● **BRIEF**:
Write the next part of the interview with Dr. Carla Stecco about fascia research, starting right after its final line.

● **EXTRACT PROVIDED**:

Fascia Insights: An Interview with Dr. Carla Stecco

By Lina Amy Hack, Certified Advanced Rolfer®, and Carla Stecco, MD
Published:
January 2026

ABSTRACT At the 7th Fascia Research Congress in New Orleans, Louisiana, Dr. Carla Stecco shared her enthusiasm about the growing global collaboration and scientific rigor in fascia research. Stecco discusses her keynote on lipedema, revealing that affected individuals have thicker, more collagen-rich superficial fascia and larger, poorly supported adipose lobules. Also, Stecco suggested that precise knowledge of which fascial layers are affected by fascial pathology can help practitioners choose the most appropriate manual techniques.

Editor’s note: This conversation took place in person on August 14th, 2025, at the 7th Fascia Research Congress at the Marriott Hotel in New Orleans, Louisiana. The four-day conference drew approximately 600 attendees, with Dr. Carla Stecco serving as one of the keynote speakers.

Figure 1: Dr. Carla Stecco and Lina Amy Hack at the New Orleans Marriott Hotel for the 7th Fascia Research Congress. Photos by Lina Amy Hack.

● **RECORD EXTRACTS**:

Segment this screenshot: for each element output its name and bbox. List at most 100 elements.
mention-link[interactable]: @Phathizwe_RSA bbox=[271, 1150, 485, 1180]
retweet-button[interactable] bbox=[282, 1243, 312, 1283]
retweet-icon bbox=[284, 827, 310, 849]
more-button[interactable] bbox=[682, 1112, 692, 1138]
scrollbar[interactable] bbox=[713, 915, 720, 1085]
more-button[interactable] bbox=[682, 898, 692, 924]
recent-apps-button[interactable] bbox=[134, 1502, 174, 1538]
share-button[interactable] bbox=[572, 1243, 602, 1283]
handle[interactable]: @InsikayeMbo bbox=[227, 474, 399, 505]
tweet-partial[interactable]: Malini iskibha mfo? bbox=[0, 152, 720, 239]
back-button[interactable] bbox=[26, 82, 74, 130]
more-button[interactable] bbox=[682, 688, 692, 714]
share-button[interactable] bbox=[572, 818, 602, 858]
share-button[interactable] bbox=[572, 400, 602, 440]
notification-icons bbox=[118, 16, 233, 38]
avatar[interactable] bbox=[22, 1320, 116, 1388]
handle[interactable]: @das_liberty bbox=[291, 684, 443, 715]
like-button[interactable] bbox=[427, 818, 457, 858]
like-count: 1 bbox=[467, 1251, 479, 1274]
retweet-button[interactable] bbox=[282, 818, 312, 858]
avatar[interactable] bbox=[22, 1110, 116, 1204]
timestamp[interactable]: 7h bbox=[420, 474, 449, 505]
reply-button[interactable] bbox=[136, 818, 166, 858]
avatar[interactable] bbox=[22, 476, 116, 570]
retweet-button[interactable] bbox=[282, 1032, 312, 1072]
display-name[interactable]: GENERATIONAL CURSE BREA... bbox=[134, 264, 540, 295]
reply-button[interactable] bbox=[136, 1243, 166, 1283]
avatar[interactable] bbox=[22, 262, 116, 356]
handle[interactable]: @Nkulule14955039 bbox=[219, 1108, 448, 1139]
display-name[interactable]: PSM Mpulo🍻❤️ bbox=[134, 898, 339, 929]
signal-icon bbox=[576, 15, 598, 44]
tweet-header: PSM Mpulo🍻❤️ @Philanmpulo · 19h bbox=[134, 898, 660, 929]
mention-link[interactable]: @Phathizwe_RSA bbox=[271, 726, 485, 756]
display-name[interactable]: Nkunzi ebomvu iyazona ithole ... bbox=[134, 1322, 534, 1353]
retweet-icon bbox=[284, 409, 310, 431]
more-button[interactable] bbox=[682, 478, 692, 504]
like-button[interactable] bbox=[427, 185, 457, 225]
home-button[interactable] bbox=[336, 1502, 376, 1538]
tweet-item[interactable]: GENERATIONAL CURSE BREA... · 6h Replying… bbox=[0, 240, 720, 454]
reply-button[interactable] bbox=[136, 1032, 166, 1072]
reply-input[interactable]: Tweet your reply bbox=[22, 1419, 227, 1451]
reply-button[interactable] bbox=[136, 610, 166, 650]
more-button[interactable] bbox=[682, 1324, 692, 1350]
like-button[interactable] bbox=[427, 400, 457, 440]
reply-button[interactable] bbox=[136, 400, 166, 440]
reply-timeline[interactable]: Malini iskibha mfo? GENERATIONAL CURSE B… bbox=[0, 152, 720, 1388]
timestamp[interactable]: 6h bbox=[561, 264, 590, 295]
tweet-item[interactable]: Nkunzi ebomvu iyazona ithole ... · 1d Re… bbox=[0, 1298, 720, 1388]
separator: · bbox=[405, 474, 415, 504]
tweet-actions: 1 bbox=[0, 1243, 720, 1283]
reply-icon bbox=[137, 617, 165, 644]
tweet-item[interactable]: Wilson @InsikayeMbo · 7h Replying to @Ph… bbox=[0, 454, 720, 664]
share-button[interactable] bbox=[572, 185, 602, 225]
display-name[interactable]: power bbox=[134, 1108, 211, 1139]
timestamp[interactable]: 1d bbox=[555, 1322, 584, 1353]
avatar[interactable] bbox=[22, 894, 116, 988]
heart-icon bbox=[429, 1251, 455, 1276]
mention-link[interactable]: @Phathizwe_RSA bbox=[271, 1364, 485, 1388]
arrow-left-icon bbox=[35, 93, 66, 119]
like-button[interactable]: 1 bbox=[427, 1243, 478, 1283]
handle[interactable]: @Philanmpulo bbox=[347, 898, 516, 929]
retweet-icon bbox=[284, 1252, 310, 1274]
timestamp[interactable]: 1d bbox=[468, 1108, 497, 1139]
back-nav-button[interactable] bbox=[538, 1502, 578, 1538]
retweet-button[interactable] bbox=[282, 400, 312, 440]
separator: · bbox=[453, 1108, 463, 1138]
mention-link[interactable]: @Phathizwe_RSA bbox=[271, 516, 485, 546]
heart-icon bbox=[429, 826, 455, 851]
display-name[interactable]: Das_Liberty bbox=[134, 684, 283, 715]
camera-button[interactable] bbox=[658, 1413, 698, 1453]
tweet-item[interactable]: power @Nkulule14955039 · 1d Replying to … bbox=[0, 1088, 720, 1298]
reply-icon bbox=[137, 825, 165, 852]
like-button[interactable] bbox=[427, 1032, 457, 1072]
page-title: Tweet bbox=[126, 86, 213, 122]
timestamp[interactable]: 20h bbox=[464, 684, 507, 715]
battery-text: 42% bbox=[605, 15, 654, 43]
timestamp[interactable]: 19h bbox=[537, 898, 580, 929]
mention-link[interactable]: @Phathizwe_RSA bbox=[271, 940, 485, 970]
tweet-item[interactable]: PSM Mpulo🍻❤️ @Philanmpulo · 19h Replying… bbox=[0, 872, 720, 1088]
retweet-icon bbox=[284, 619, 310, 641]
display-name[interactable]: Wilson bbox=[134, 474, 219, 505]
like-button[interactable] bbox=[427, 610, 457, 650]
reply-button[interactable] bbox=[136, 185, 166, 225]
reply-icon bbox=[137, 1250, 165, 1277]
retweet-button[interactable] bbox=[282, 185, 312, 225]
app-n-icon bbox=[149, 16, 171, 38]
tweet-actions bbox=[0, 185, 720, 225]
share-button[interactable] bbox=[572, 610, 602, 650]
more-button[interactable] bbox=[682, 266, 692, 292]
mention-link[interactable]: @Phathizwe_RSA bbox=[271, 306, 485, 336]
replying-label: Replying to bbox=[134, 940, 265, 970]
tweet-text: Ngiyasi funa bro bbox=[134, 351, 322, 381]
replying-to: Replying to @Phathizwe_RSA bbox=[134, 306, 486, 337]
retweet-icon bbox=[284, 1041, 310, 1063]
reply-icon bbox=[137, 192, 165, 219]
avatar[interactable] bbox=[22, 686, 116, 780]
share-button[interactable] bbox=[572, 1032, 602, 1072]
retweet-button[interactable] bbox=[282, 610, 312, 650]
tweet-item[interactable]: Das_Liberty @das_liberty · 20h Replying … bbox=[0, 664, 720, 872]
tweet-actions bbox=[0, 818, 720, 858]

● **RESPONSE AREA**:
Connecting Fascia Researchers and Practitioners

Lina Amy Hack: We are here in New Orleans, Louisiana, for the 7th Fascia Research Congress (FRC) with Dr. Carla Stecco (see Figure 1). Thank you for meeting to discuss fascia research and your thoughts on fascia science. How has your experience been this week? What impressions stand out for you?

Carla Stecco: Thank you, Lina. I’m very happy because I saw people enthusiastic and looking for new connections to further their fascia research. All the people here at the conference have brought their knowledge, and they are also discovering new knowledge that others have shared. This is a unique feeling that we can have together in our congress. There is a lot of fun happening. I am finding that people really love this topic, and they want to connect with me about it, and that is amazing to me; so much joyful interest in fascia.

Also, I have felt happy because there has been very good research presented. I think that fascia research is moving to the next level of knowledge because we have started to have many different research groups from around the world that are looking at fascia in a scientific way. Some are demonstrating qualities about different fascia-related cells, new information about the innervation of fascia, and others are developing ultrasound techniques to ask new questions about fascia. It’s all very good.

Lina: That is so true. Great research is being presented, and meaningful connections are being made between the talks. People seem very interested in engaging with new individuals, one-on-one and in small groups, which is
so rewarding.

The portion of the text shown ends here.